> **Data rows**:

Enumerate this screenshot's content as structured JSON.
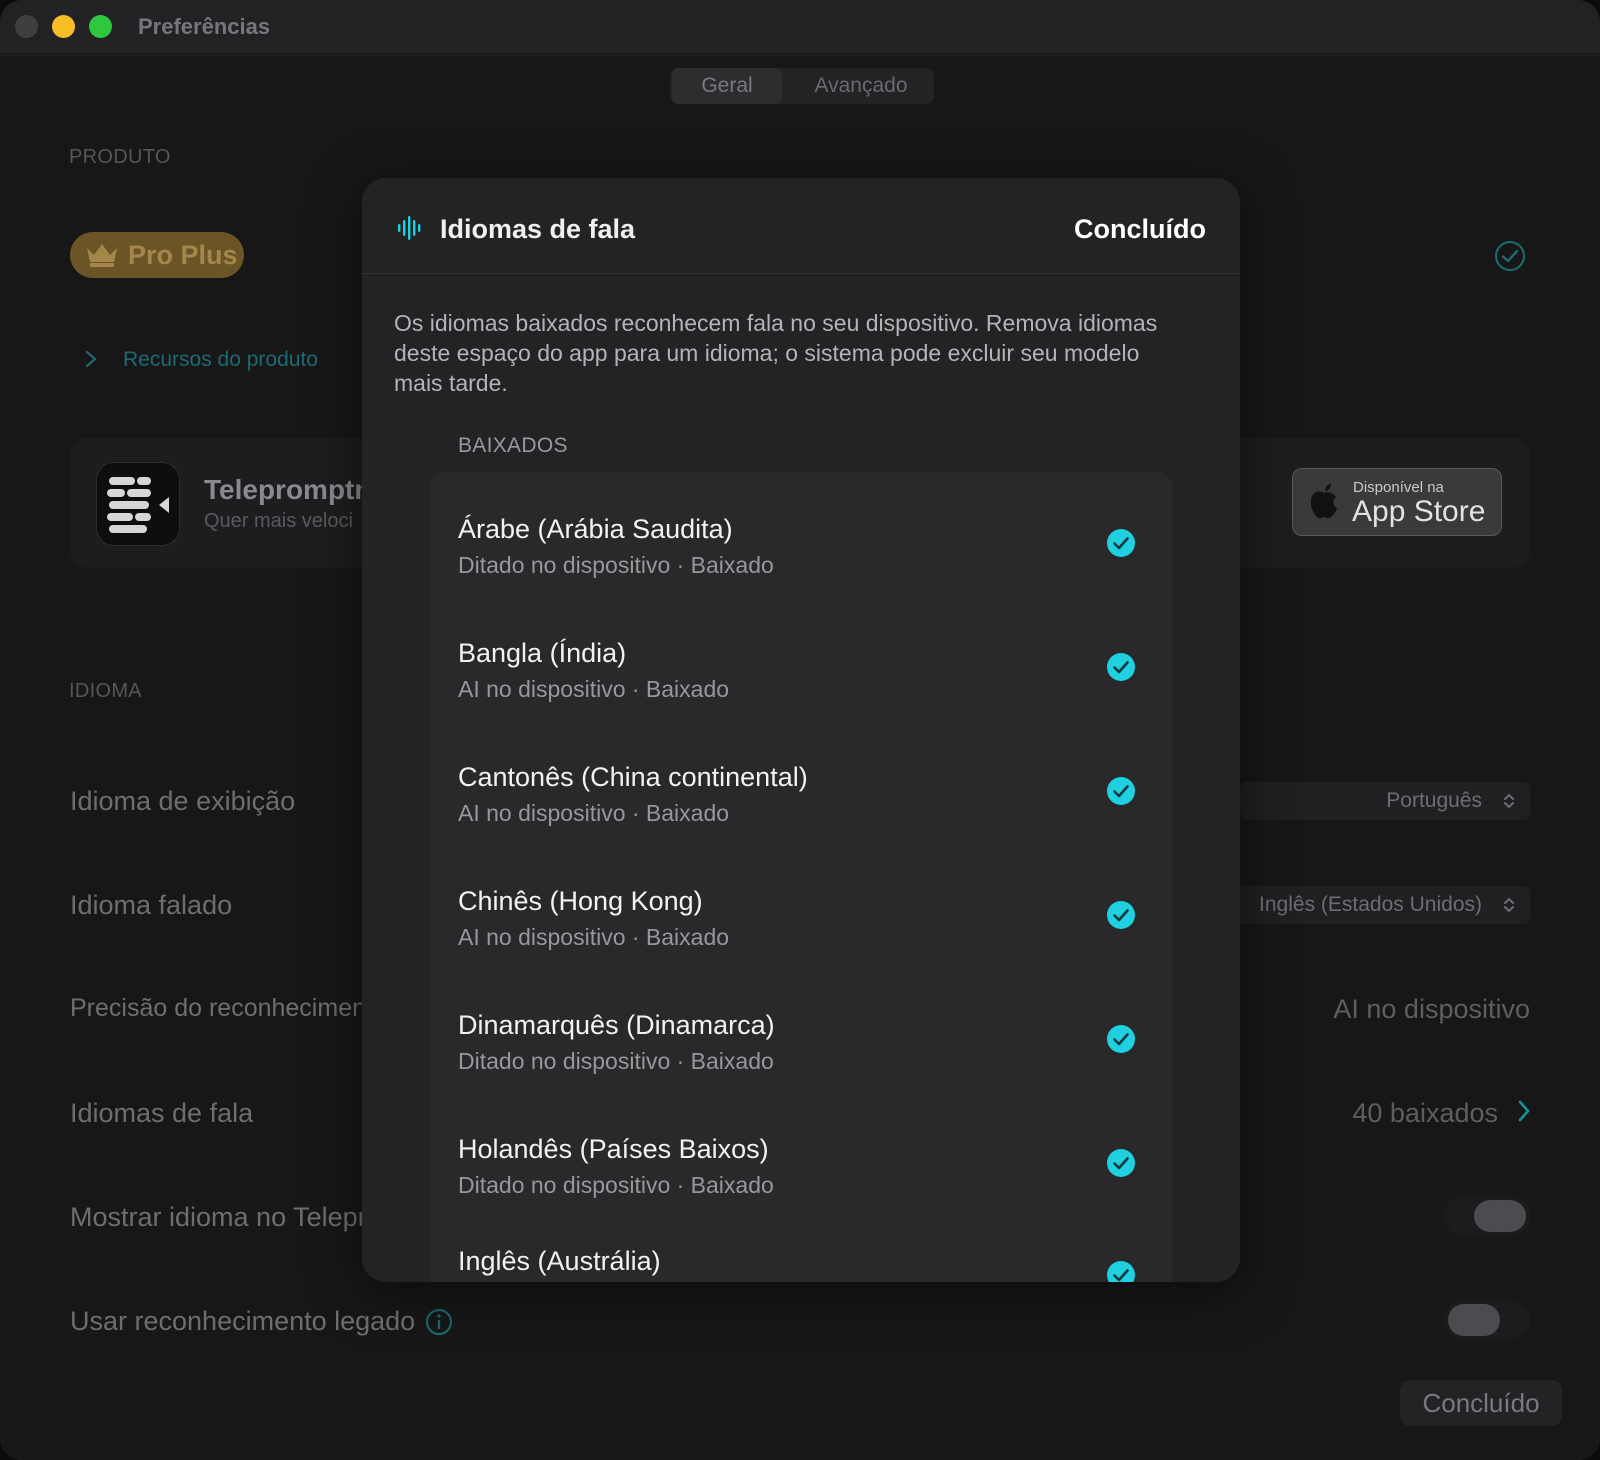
{
  "window": {
    "title": "Preferências"
  },
  "tabs": [
    {
      "label": "Geral"
    },
    {
      "label": "Avançado"
    }
  ],
  "product": {
    "section_label": "PRODUTO",
    "badge": "Pro Plus",
    "resources_link": "Recursos do produto",
    "promo_title": "Telepromptm",
    "promo_subtitle": "Quer mais veloci",
    "appstore_small": "Disponível na",
    "appstore_big": "App Store"
  },
  "language": {
    "section_label": "IDIOMA",
    "rows": {
      "display_language": {
        "label": "Idioma de exibição",
        "value": "Português"
      },
      "spoken_language": {
        "label": "Idioma falado",
        "value": "Inglês (Estados Unidos)"
      },
      "recognition_precision": {
        "label": "Precisão do reconheciment",
        "value": "AI no dispositivo"
      },
      "speech_languages": {
        "label": "Idiomas de fala",
        "value": "40 baixados"
      },
      "show_language": {
        "label": "Mostrar idioma no Telepr"
      },
      "legacy_recognition": {
        "label": "Usar reconhecimento legado"
      }
    },
    "done_button": "Concluído"
  },
  "modal": {
    "title": "Idiomas de fala",
    "done": "Concluído",
    "description": "Os idiomas baixados reconhecem fala no seu dispositivo. Remova idiomas deste espaço do app para um idioma; o sistema pode excluir seu modelo mais tarde.",
    "list_label": "BAIXADOS",
    "items": [
      {
        "name": "Árabe (Arábia Saudita)",
        "meta": "Ditado no dispositivo · Baixado"
      },
      {
        "name": "Bangla (Índia)",
        "meta": "AI no dispositivo · Baixado"
      },
      {
        "name": "Cantonês (China continental)",
        "meta": "AI no dispositivo · Baixado"
      },
      {
        "name": "Chinês (Hong Kong)",
        "meta": "AI no dispositivo · Baixado"
      },
      {
        "name": "Dinamarquês (Dinamarca)",
        "meta": "Ditado no dispositivo · Baixado"
      },
      {
        "name": "Holandês (Países Baixos)",
        "meta": "Ditado no dispositivo · Baixado"
      },
      {
        "name": "Inglês (Austrália)",
        "meta": ""
      }
    ]
  },
  "colors": {
    "accent": "#1fd0e0",
    "link": "#1f6a72",
    "badge": "#6b5426"
  },
  "icons": [
    "crown-icon",
    "check-circle-icon",
    "chevron-right-icon",
    "apple-icon",
    "updown-chevron-icon",
    "info-icon",
    "waveform-icon",
    "checkmark-filled-icon"
  ]
}
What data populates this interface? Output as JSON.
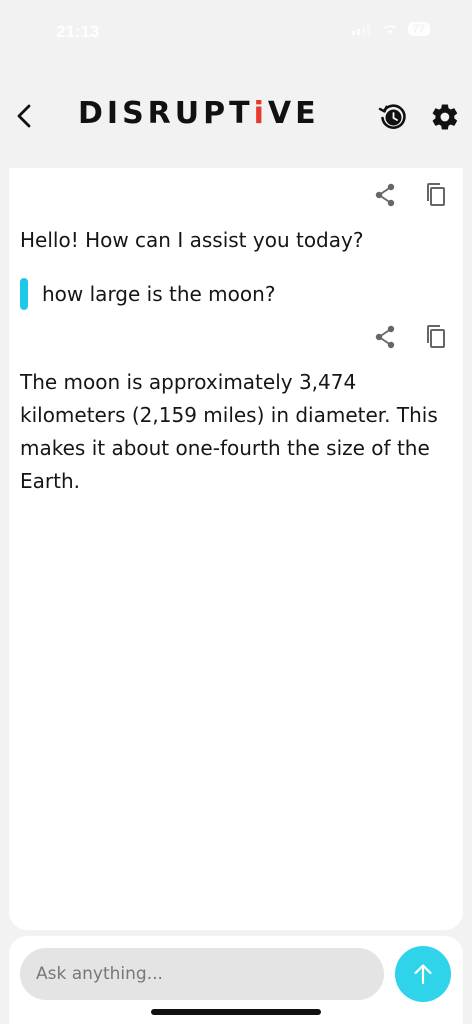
{
  "status_bar": {
    "time": "21:13",
    "battery": "77"
  },
  "header": {
    "logo_start": "DISRUPT",
    "logo_accent": "i",
    "logo_end": "VE"
  },
  "messages": [
    {
      "role": "assistant",
      "text": "Hello! How can I assist you today?"
    },
    {
      "role": "user",
      "text": "how large is the moon?"
    },
    {
      "role": "assistant",
      "text": "The moon is approximately 3,474 kilometers (2,159 miles) in diameter. This makes it about one-fourth the size of the Earth."
    }
  ],
  "composer": {
    "placeholder": "Ask anything..."
  },
  "colors": {
    "accent": "#2fd3ea",
    "user_bar": "#1ec8e8",
    "logo_accent": "#e63a2e"
  },
  "icons": [
    "back-chevron-icon",
    "history-icon",
    "gear-icon",
    "share-icon",
    "copy-icon",
    "arrow-up-icon"
  ]
}
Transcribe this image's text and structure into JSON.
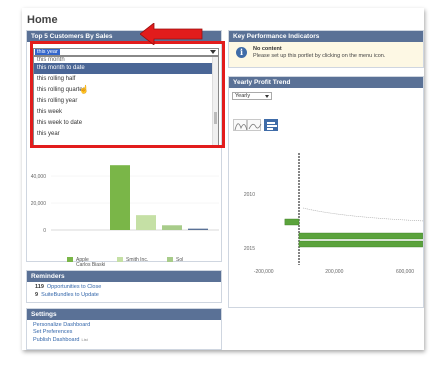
{
  "page": {
    "title": "Home"
  },
  "top5": {
    "header": "Top 5 Customers By Sales",
    "selected": "this year",
    "options_first": "this month",
    "options": [
      "this month to date",
      "this rolling half",
      "this rolling quarter",
      "this rolling year",
      "this week",
      "this week to date",
      "this year"
    ],
    "highlighted_index": 0,
    "chart_data": {
      "type": "bar",
      "categories": [
        "Apple",
        "Smith Inc.",
        "Sol",
        ""
      ],
      "values": [
        48000,
        11000,
        3500,
        1000
      ],
      "yticks": [
        "40,000",
        "20,000",
        "0"
      ],
      "legend": [
        "Apple",
        "Smith Inc.",
        "Sol",
        "Carlos Biaski"
      ],
      "colors": [
        "#7ab648",
        "#c5e0a5",
        "#a8cc8a",
        "#5a7196"
      ]
    }
  },
  "reminders": {
    "header": "Reminders",
    "items": [
      {
        "count": "119",
        "label": "Opportunities to Close"
      },
      {
        "count": "9",
        "label": "SuiteBundles to Update"
      }
    ]
  },
  "settings": {
    "header": "Settings",
    "links": [
      "Personalize Dashboard",
      "Set Preferences",
      "Publish Dashboard"
    ],
    "publish_tag": "List"
  },
  "kpi": {
    "header": "Key Performance Indicators",
    "title": "No content",
    "message": "Please set up this portlet by clicking on the menu icon."
  },
  "yearly": {
    "header": "Yearly Profit Trend",
    "select_value": "Yearly",
    "chart_data": {
      "type": "bar",
      "orientation": "horizontal",
      "categories": [
        "2010",
        "2015"
      ],
      "xticks": [
        "-200,000",
        "200,000",
        "600,000"
      ],
      "series": [
        {
          "values": [
            -80000,
            0
          ]
        },
        {
          "values": [
            0,
            700000
          ]
        },
        {
          "values": [
            0,
            700000
          ]
        }
      ]
    }
  },
  "colors": {
    "header_bg": "#5a7196",
    "accent_red": "#e21c1c",
    "bar_green": "#7ab648"
  }
}
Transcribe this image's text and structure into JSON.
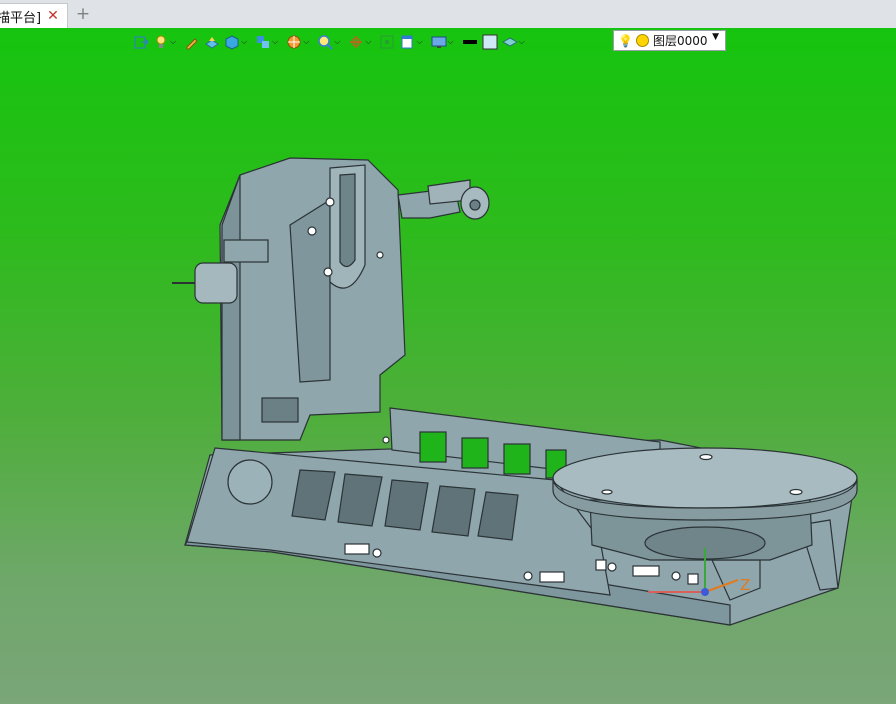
{
  "tabs": [
    {
      "label": "描平台]",
      "close_icon": "close-icon"
    }
  ],
  "add_tab_glyph": "+",
  "toolbar": {
    "icons": [
      "exit-sketch-icon",
      "light-bulb-icon",
      "pencil-icon",
      "extrude-icon",
      "solid-cube-icon",
      "assembly-cube-icon",
      "render-sphere-icon",
      "zoom-icon",
      "rotate-axis-icon",
      "fit-view-icon",
      "view-panel-icon",
      "display-monitor-icon",
      "line-color-swatch-icon",
      "fill-color-swatch-icon",
      "layer-stack-icon"
    ]
  },
  "layer_select": {
    "value": "图层0000",
    "dropdown_glyph": "▼"
  },
  "axis_label": "Z",
  "colors": {
    "viewport_top": "#16c40f",
    "viewport_bottom": "#7aa678",
    "model_fill": "#8fa6ac",
    "model_stroke": "#2b3336",
    "axis_z": "#e07b1f"
  }
}
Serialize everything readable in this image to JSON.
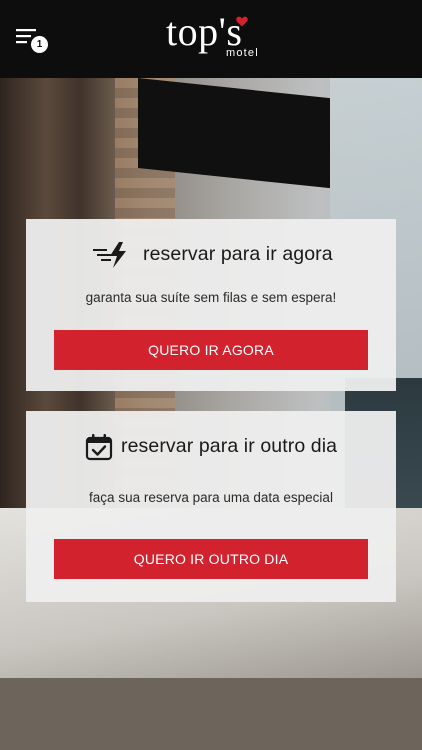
{
  "header": {
    "menu_icon": "menu-icon",
    "notification_count": "1",
    "logo_main": "top's",
    "logo_sub": "motel",
    "logo_accent_color": "#d1222e"
  },
  "cards": [
    {
      "icon": "lightning-icon",
      "title": "reservar para ir agora",
      "subtitle": "garanta sua suíte sem filas e sem espera!",
      "button_label": "QUERO IR AGORA"
    },
    {
      "icon": "calendar-check-icon",
      "title": "reservar para ir outro dia",
      "subtitle": "faça sua reserva para uma data especial",
      "button_label": "QUERO IR OUTRO DIA"
    }
  ],
  "colors": {
    "header_bg": "#0d0d0d",
    "button_red": "#d1222e",
    "card_bg": "#eeeeee"
  }
}
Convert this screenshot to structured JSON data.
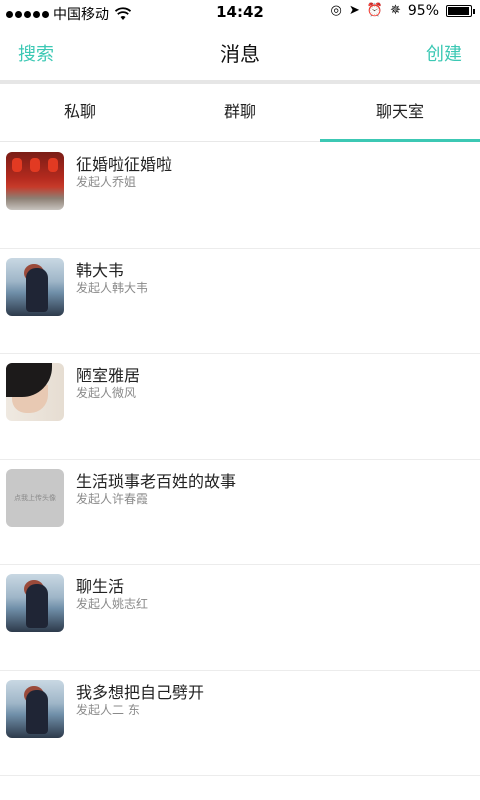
{
  "status_bar": {
    "carrier": "中国移动",
    "time": "14:42",
    "battery": "95%",
    "battery_level": 0.95
  },
  "nav": {
    "left": "搜索",
    "title": "消息",
    "right": "创建"
  },
  "tabs": [
    {
      "label": "私聊"
    },
    {
      "label": "群聊"
    },
    {
      "label": "聊天室",
      "active": true
    }
  ],
  "colors": {
    "accent": "#3cc8b4"
  },
  "rooms": [
    {
      "title": "征婚啦征婚啦",
      "sub": "发起人乔姐"
    },
    {
      "title": "韩大韦",
      "sub": "发起人韩大韦"
    },
    {
      "title": "陋室雅居",
      "sub": "发起人微风"
    },
    {
      "title": "生活琐事老百姓的故事",
      "sub": "发起人许春霞",
      "placeholder": "点我上传头像"
    },
    {
      "title": "聊生活",
      "sub": "发起人姚志红"
    },
    {
      "title": "我多想把自己劈开",
      "sub": "发起人二 东"
    }
  ]
}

> **Aim of the exercise**: Identify lines with the string "menu". Copy each one.

> **Response below**:
    "message": "Please set up this portlet by clicking on the menu icon."
    "menu_icon": "menu-icon",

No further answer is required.